▶ _Entries_
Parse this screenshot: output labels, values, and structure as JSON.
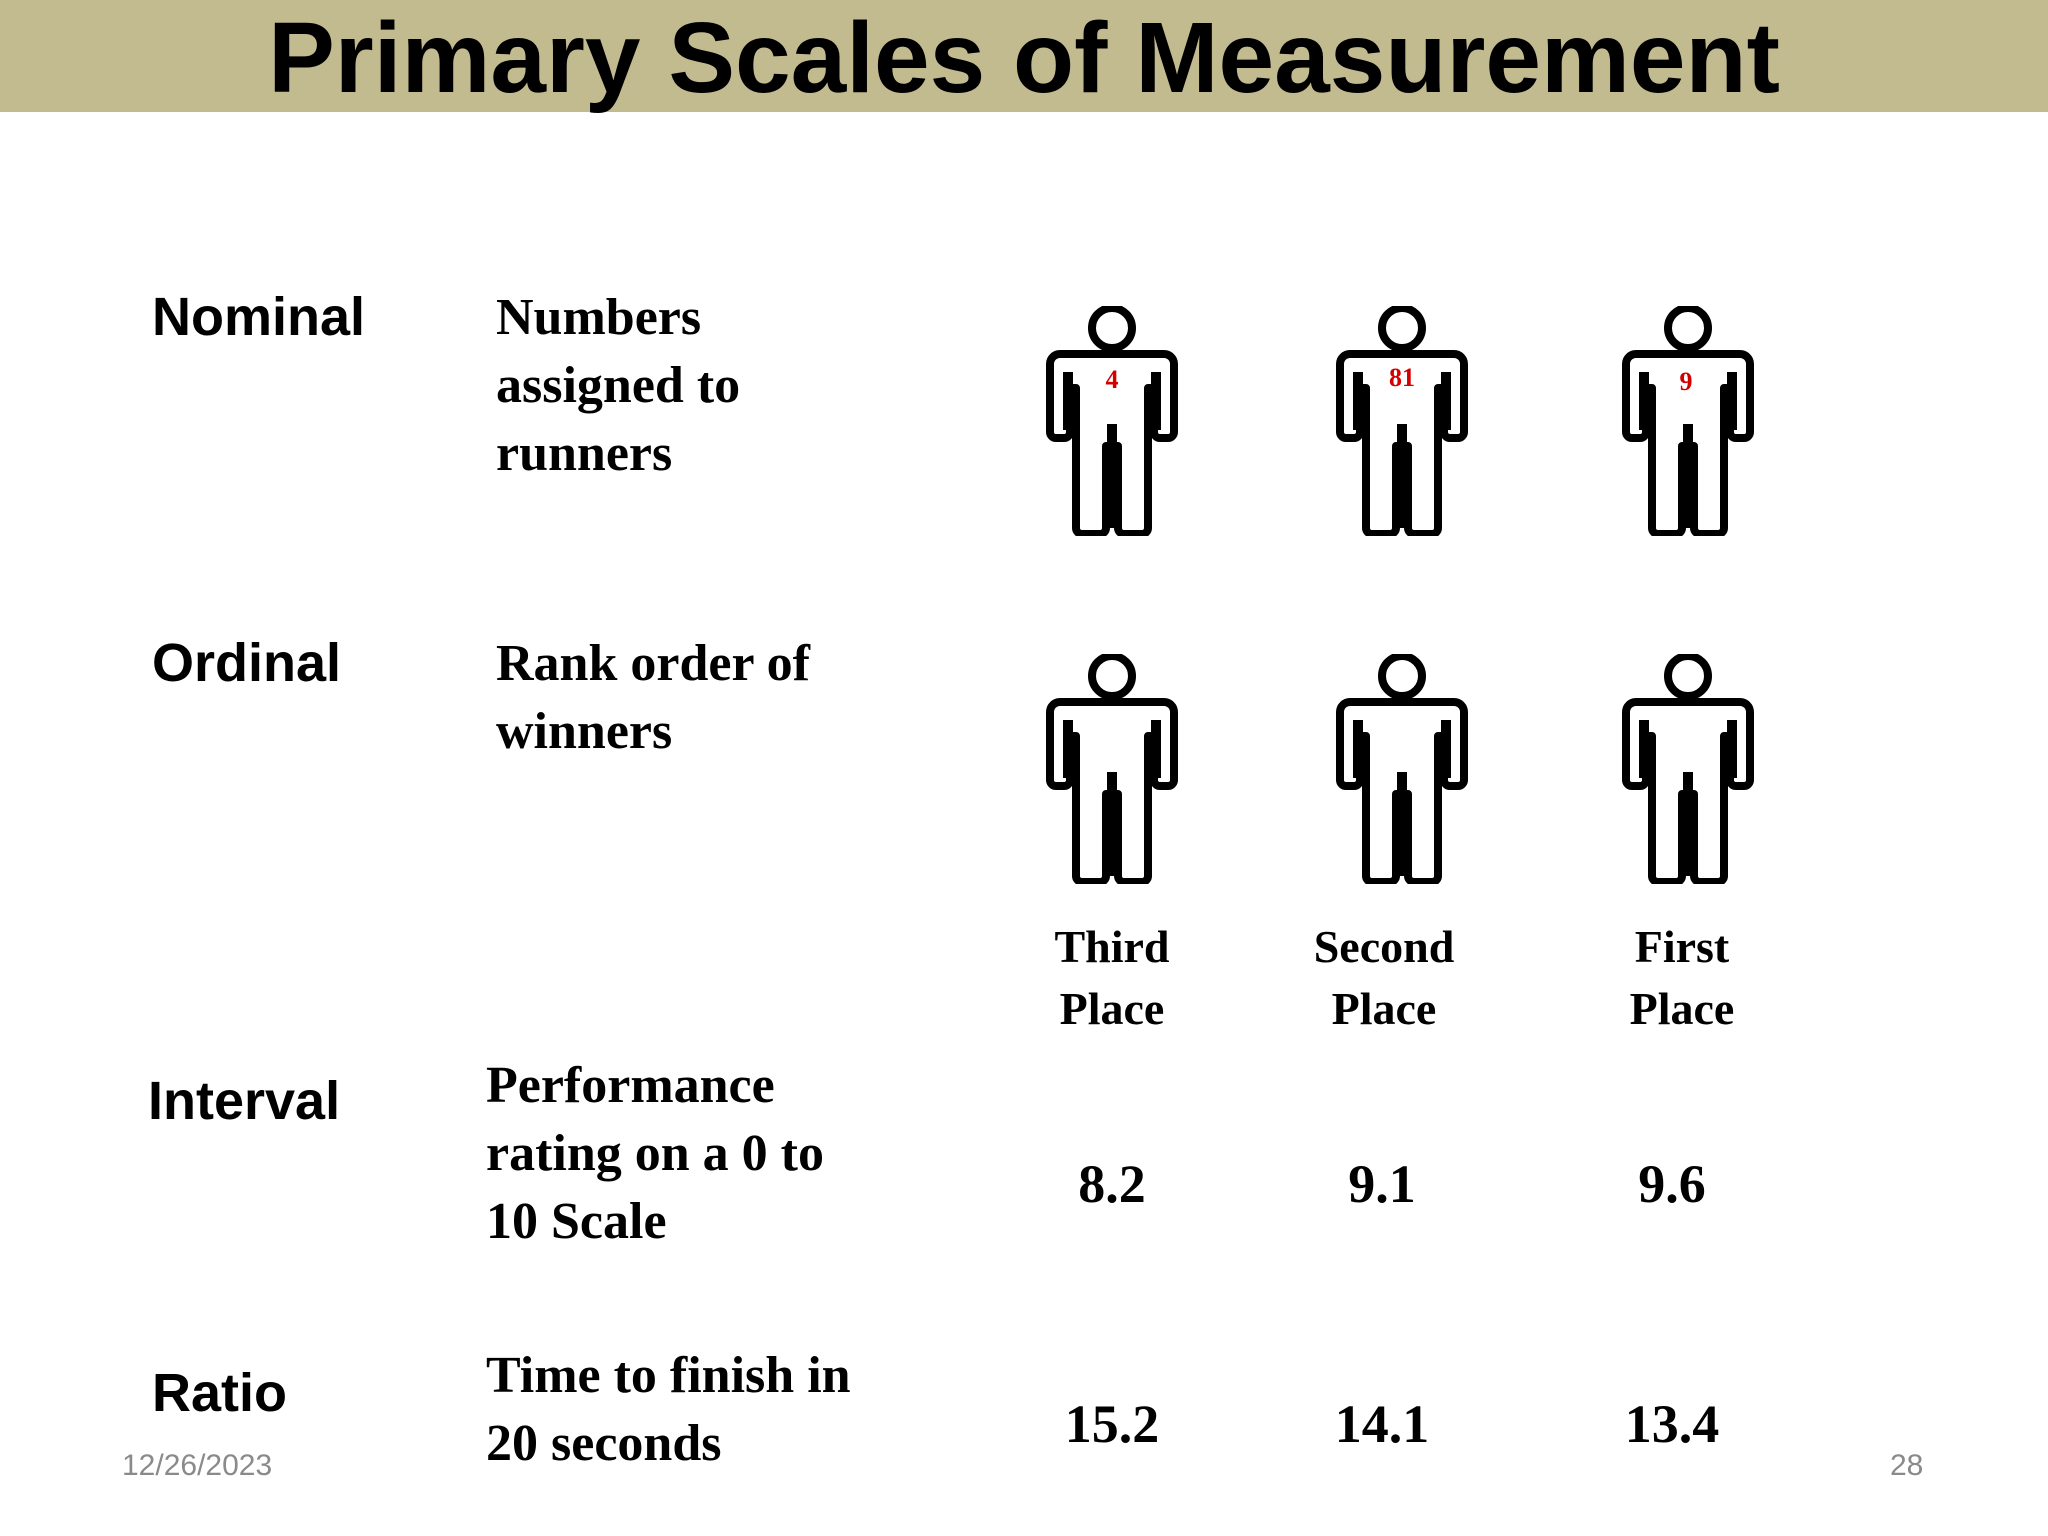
{
  "slide": {
    "title": "Primary Scales of Measurement",
    "footer_date": "12/26/2023",
    "page_number": "28"
  },
  "scales": {
    "nominal": {
      "name": "Nominal",
      "description": "Numbers\nassigned to\nrunners",
      "bibs": [
        "4",
        "81",
        "9"
      ]
    },
    "ordinal": {
      "name": "Ordinal",
      "description": "Rank order of\nwinners",
      "places": [
        "Third\nPlace",
        "Second\nPlace",
        "First\nPlace"
      ]
    },
    "interval": {
      "name": "Interval",
      "description": "Performance\nrating on a 0 to\n10 Scale",
      "values": [
        "8.2",
        "9.1",
        "9.6"
      ]
    },
    "ratio": {
      "name": "Ratio",
      "description": "Time to finish in\n20 seconds",
      "values": [
        "15.2",
        "14.1",
        "13.4"
      ]
    }
  },
  "colors": {
    "title_bar": "#c3bb90",
    "bib_number": "#d40000"
  },
  "icons": {
    "runner": "person-icon"
  }
}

▶ _What the exercise asks_
Copy all lines of the material above where the string "description" occurs.

▶ _Full solution_
      "description": "Numbers\nassigned to\nrunners",
      "description": "Rank order of\nwinners",
      "description": "Performance\nrating on a 0 to\n10 Scale",
      "description": "Time to finish in\n20 seconds",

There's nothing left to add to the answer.